• _Extracted material_:
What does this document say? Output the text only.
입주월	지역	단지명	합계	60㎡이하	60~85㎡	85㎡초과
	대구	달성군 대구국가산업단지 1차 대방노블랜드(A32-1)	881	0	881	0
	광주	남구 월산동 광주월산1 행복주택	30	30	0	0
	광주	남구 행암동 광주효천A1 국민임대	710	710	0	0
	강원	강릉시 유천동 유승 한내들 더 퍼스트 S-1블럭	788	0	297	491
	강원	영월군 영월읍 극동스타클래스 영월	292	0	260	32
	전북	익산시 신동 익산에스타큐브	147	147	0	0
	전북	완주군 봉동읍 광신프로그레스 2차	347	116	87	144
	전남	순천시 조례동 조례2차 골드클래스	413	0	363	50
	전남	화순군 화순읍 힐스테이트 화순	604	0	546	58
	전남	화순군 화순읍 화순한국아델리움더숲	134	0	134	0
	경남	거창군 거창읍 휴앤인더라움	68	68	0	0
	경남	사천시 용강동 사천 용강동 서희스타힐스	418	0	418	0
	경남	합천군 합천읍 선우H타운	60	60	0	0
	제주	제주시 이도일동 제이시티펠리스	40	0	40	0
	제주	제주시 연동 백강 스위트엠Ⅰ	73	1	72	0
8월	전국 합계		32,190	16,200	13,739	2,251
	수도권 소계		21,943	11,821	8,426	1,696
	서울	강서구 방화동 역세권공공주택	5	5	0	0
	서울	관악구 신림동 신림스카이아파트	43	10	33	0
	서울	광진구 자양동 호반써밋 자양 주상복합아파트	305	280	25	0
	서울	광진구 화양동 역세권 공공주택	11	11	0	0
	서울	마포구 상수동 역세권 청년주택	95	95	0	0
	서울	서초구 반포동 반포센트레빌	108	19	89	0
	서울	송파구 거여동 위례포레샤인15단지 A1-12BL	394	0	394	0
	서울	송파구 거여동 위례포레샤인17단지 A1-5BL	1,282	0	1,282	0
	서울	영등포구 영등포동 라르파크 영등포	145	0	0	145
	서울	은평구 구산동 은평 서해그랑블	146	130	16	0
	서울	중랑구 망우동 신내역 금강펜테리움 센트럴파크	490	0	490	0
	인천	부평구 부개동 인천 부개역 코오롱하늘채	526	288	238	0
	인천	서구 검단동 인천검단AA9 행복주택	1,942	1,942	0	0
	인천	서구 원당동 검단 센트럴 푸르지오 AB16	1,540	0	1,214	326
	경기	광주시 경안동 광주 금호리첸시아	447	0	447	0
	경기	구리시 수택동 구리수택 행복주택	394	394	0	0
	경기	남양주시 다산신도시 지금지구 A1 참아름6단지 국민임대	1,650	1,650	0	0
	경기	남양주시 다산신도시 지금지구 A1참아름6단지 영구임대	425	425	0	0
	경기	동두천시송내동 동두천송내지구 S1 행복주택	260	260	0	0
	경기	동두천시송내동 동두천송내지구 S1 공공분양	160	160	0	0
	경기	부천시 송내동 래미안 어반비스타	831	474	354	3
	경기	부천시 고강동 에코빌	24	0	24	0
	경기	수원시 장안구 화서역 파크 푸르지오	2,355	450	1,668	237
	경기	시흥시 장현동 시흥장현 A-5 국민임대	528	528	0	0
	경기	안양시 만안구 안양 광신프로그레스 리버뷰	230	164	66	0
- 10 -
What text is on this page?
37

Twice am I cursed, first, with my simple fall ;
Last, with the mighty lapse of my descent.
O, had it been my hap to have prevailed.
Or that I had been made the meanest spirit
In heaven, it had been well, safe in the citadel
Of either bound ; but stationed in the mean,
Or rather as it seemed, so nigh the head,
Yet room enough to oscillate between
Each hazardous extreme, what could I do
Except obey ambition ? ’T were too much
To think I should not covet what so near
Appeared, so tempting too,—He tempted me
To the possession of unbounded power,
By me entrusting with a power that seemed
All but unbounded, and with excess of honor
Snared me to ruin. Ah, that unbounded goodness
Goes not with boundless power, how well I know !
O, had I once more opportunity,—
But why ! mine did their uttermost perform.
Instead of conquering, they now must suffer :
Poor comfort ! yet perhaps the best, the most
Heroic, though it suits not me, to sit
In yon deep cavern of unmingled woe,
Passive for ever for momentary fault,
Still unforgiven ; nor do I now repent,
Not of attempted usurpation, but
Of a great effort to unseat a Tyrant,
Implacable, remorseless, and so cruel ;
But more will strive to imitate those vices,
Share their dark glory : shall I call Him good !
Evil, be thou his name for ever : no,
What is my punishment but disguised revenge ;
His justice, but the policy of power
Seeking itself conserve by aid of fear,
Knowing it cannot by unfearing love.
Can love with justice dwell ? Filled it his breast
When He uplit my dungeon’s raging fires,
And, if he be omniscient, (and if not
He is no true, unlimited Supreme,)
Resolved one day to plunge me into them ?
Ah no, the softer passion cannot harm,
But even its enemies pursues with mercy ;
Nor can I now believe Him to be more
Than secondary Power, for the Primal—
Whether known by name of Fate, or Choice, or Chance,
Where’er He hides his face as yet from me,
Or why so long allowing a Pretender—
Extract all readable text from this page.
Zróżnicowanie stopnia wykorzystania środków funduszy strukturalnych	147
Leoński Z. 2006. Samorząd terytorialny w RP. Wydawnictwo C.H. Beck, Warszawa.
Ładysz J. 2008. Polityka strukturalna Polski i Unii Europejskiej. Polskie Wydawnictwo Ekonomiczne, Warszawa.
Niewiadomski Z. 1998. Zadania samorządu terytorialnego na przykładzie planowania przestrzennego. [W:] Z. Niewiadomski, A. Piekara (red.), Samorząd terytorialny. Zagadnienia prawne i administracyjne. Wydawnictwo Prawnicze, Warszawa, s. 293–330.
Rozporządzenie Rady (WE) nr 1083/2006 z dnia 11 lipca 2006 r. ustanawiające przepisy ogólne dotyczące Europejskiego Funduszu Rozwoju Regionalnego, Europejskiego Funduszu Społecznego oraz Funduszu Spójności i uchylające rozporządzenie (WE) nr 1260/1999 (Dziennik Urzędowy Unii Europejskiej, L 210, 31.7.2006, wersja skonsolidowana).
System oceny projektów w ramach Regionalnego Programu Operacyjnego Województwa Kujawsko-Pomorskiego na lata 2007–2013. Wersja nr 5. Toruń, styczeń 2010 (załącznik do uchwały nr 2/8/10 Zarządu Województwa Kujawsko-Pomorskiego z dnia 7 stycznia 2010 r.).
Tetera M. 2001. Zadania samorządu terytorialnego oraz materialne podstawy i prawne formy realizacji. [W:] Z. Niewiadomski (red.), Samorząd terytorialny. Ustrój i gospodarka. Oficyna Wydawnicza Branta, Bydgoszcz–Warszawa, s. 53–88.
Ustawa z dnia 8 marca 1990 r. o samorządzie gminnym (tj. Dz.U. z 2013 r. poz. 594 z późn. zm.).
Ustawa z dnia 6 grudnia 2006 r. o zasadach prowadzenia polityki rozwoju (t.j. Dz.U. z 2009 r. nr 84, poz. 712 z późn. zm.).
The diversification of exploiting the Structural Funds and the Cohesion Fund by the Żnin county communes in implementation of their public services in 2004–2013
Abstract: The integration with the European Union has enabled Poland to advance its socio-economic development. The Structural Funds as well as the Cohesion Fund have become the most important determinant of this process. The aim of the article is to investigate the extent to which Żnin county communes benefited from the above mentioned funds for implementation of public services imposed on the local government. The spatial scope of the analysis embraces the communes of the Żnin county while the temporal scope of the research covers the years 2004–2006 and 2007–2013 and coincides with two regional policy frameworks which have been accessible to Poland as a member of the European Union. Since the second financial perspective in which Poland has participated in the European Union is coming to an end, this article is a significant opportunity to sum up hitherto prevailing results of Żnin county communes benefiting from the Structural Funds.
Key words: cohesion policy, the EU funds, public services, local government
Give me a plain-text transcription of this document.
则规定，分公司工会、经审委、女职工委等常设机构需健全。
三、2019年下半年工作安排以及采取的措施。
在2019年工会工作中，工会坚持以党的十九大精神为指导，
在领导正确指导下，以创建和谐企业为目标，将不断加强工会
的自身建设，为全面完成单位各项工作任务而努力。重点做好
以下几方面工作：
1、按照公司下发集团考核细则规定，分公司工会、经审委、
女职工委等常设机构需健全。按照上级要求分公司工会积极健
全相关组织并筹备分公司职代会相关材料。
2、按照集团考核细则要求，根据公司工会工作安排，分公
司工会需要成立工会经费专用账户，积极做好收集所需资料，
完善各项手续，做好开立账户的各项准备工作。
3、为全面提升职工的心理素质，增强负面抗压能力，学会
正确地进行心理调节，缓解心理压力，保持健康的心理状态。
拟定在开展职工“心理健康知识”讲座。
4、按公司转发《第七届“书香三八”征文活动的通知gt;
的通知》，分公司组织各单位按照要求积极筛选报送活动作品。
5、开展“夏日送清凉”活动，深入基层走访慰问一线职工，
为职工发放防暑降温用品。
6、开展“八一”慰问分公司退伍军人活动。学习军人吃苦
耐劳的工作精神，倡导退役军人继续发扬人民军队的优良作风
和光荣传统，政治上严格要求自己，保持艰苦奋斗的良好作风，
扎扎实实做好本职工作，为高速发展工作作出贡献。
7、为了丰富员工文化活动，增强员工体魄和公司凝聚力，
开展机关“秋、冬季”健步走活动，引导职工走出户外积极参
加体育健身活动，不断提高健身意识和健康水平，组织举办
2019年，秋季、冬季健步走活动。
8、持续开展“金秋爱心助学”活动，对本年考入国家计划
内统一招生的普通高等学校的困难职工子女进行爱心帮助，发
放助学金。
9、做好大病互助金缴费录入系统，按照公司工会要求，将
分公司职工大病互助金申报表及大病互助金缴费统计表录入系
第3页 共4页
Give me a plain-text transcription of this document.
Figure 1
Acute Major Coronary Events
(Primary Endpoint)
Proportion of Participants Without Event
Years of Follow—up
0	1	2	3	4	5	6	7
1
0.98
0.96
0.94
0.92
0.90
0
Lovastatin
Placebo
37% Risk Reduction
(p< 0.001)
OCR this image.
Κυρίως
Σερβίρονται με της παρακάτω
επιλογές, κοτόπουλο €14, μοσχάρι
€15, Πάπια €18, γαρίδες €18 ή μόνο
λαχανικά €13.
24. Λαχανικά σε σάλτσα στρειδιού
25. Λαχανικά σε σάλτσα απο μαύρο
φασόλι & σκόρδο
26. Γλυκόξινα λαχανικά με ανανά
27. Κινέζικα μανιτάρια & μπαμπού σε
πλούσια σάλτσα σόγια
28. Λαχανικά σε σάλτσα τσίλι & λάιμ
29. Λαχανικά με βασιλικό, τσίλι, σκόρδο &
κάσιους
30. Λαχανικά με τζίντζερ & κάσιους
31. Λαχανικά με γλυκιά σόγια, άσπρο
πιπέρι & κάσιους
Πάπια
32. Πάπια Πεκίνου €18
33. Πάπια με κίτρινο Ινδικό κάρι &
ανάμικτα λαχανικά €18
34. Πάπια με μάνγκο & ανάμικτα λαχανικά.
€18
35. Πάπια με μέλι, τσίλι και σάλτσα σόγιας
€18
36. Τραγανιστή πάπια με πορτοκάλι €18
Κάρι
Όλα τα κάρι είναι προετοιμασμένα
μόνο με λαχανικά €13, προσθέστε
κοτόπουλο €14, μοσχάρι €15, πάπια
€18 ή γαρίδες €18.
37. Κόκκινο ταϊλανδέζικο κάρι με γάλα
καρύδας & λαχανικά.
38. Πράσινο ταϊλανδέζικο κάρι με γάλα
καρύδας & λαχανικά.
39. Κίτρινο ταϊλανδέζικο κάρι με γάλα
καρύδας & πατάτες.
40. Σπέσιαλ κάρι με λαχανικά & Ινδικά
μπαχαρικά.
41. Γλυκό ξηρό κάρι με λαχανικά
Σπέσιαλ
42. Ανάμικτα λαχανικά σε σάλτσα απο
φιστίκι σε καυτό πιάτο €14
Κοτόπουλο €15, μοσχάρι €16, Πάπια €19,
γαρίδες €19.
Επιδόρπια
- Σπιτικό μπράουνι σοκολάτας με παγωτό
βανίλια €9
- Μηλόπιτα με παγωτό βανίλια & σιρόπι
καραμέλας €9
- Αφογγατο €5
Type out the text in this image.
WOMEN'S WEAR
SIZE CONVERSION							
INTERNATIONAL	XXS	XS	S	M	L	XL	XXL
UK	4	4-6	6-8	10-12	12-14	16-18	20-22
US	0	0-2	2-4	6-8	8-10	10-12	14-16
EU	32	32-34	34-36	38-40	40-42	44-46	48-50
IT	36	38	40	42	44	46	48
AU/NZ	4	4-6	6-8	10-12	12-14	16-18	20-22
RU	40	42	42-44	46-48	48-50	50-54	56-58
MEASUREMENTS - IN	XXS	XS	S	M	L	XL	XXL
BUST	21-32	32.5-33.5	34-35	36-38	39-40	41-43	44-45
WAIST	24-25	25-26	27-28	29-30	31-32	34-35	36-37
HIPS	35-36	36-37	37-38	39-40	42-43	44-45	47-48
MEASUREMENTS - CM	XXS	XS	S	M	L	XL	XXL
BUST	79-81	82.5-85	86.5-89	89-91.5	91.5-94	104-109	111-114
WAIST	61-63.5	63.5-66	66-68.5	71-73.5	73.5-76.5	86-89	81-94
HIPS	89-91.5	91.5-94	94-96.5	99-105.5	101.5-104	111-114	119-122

• _Work to do_: Filter out all lines lacking the word "implementation" and copy the rest.

• _Response_:
The diversification of exploiting the Structural Funds and the Cohesion Fund by the Żnin county communes in implementation of their public services in 2004–2013
Abstract: The integration with the European Union has enabled Poland to advance its socio-economic development. The Structural Funds as well as the Cohesion Fund have become the most important determinant of this process. The aim of the article is to investigate the extent to which Żnin county communes benefited from the above mentioned funds for implementation of public services imposed on the local government. The spatial scope of the analysis embraces the communes of the Żnin county while the temporal scope of the research covers the years 2004–2006 and 2007–2013 and coincides with two regional policy frameworks which have been accessible to Poland as a member of the European Union. Since the second financial perspective in which Poland has participated in the European Union is coming to an end, this article is a significant opportunity to sum up hitherto prevailing results of Żnin county communes benefiting from the Structural Funds.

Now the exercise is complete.